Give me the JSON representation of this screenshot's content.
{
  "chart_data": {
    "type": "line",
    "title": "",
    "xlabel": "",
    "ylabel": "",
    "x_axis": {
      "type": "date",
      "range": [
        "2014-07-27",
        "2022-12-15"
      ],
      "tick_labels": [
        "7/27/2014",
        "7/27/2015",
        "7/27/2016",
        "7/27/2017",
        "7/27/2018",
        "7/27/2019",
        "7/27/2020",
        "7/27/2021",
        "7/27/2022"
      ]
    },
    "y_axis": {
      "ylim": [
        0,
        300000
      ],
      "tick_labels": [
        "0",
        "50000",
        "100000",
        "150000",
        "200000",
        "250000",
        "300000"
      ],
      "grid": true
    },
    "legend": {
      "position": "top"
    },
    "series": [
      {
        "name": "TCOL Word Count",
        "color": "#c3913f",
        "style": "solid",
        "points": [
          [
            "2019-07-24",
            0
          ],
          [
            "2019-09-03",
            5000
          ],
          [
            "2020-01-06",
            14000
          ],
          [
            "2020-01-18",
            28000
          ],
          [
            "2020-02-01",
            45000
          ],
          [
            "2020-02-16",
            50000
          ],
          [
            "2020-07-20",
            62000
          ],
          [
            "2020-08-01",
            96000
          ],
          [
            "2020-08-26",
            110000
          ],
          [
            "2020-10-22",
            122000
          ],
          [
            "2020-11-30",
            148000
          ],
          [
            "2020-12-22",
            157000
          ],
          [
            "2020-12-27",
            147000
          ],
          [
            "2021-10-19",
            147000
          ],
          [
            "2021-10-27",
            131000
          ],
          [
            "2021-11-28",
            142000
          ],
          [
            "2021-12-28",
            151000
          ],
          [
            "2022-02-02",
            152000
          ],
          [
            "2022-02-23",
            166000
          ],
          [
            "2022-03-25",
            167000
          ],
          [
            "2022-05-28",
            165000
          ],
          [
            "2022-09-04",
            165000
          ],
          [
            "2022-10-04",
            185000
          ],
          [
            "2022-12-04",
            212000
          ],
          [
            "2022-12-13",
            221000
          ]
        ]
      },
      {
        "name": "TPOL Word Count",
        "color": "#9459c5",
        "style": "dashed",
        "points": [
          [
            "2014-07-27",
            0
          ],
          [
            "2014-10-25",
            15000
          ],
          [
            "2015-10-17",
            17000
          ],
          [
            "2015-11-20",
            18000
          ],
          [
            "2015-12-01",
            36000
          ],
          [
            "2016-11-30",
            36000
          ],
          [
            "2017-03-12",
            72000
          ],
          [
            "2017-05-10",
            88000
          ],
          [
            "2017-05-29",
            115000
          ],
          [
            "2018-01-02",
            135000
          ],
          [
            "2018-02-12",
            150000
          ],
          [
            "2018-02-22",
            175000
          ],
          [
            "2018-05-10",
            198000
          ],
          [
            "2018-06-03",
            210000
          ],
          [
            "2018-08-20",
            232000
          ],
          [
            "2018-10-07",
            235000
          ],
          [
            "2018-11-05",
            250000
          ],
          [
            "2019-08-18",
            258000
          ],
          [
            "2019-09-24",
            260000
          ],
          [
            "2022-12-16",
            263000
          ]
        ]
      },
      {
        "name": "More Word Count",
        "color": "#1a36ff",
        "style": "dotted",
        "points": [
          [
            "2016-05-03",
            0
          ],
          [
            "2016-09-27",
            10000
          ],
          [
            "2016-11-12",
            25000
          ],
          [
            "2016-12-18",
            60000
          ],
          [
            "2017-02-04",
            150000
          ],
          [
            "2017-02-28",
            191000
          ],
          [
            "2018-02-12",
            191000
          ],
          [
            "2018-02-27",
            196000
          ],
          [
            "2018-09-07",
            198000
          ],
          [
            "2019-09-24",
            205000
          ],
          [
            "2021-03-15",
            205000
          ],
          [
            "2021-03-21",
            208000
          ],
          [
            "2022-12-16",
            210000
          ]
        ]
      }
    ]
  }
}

- _Set exercise_:
What is the number of lines that hold the string "Word"? Reply with that number alone.

- _Exercise output_:
3